PROBLEM REQUIREMENTS »
Extract the data exactly, missing nothing.

Records about charts and figures
[start]

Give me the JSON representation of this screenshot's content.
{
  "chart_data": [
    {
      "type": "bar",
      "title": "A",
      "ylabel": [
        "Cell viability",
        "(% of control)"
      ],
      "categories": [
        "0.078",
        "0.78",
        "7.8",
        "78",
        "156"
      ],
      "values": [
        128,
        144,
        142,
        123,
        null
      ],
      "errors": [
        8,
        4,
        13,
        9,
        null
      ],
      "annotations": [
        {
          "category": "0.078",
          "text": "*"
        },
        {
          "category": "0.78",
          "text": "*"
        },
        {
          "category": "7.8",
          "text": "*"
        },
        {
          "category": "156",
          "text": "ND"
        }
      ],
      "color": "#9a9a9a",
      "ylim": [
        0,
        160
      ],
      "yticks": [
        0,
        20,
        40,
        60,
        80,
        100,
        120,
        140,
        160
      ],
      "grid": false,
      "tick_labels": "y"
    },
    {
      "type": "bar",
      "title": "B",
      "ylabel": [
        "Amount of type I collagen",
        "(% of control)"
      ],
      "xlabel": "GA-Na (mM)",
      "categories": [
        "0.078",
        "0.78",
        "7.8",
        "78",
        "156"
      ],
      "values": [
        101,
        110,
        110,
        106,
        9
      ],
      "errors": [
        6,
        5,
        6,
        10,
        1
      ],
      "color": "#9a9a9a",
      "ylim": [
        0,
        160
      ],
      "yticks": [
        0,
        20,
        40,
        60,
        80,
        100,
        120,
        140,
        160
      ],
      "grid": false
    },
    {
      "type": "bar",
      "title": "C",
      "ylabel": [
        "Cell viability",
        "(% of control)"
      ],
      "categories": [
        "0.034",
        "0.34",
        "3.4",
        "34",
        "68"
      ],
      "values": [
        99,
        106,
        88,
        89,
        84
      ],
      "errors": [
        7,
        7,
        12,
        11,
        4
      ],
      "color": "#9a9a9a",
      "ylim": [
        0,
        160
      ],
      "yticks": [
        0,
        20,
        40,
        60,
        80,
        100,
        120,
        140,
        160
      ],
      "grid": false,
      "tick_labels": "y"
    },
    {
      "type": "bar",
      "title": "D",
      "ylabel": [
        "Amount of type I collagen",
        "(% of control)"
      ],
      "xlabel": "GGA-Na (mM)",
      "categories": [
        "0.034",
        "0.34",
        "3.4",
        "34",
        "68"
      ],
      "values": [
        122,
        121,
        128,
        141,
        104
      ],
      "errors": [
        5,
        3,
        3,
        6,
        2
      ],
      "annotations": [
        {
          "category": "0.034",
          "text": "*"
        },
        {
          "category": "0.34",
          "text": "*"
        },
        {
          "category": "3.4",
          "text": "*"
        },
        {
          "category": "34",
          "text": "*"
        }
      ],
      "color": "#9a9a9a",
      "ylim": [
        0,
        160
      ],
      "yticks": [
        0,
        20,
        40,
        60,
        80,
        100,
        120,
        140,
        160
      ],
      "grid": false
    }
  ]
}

[end]

WRITTEN RESPONSE »
Give me the JSON representation of this screenshot's content.
{
  "chart_data": [
    {
      "type": "bar",
      "title": "A",
      "ylabel": [
        "Cell viability",
        "(% of control)"
      ],
      "categories": [
        "0.078",
        "0.78",
        "7.8",
        "78",
        "156"
      ],
      "values": [
        128,
        144,
        142,
        123,
        null
      ],
      "errors": [
        8,
        4,
        13,
        9,
        null
      ],
      "annotations": [
        {
          "category": "0.078",
          "text": "*"
        },
        {
          "category": "0.78",
          "text": "*"
        },
        {
          "category": "7.8",
          "text": "*"
        },
        {
          "category": "156",
          "text": "ND"
        }
      ],
      "color": "#9a9a9a",
      "ylim": [
        0,
        160
      ],
      "yticks": [
        0,
        20,
        40,
        60,
        80,
        100,
        120,
        140,
        160
      ],
      "grid": false,
      "tick_labels": "y"
    },
    {
      "type": "bar",
      "title": "B",
      "ylabel": [
        "Amount of type I collagen",
        "(% of control)"
      ],
      "xlabel": "GA-Na (mM)",
      "categories": [
        "0.078",
        "0.78",
        "7.8",
        "78",
        "156"
      ],
      "values": [
        101,
        110,
        110,
        106,
        9
      ],
      "errors": [
        6,
        5,
        6,
        10,
        1
      ],
      "color": "#9a9a9a",
      "ylim": [
        0,
        160
      ],
      "yticks": [
        0,
        20,
        40,
        60,
        80,
        100,
        120,
        140,
        160
      ],
      "grid": false
    },
    {
      "type": "bar",
      "title": "C",
      "ylabel": [
        "Cell viability",
        "(% of control)"
      ],
      "categories": [
        "0.034",
        "0.34",
        "3.4",
        "34",
        "68"
      ],
      "values": [
        99,
        106,
        88,
        89,
        84
      ],
      "errors": [
        7,
        7,
        12,
        11,
        4
      ],
      "color": "#9a9a9a",
      "ylim": [
        0,
        160
      ],
      "yticks": [
        0,
        20,
        40,
        60,
        80,
        100,
        120,
        140,
        160
      ],
      "grid": false,
      "tick_labels": "y"
    },
    {
      "type": "bar",
      "title": "D",
      "ylabel": [
        "Amount of type I collagen",
        "(% of control)"
      ],
      "xlabel": "GGA-Na (mM)",
      "categories": [
        "0.034",
        "0.34",
        "3.4",
        "34",
        "68"
      ],
      "values": [
        122,
        121,
        128,
        141,
        104
      ],
      "errors": [
        5,
        3,
        3,
        6,
        2
      ],
      "annotations": [
        {
          "category": "0.034",
          "text": "*"
        },
        {
          "category": "0.34",
          "text": "*"
        },
        {
          "category": "3.4",
          "text": "*"
        },
        {
          "category": "34",
          "text": "*"
        }
      ],
      "color": "#9a9a9a",
      "ylim": [
        0,
        160
      ],
      "yticks": [
        0,
        20,
        40,
        60,
        80,
        100,
        120,
        140,
        160
      ],
      "grid": false
    }
  ]
}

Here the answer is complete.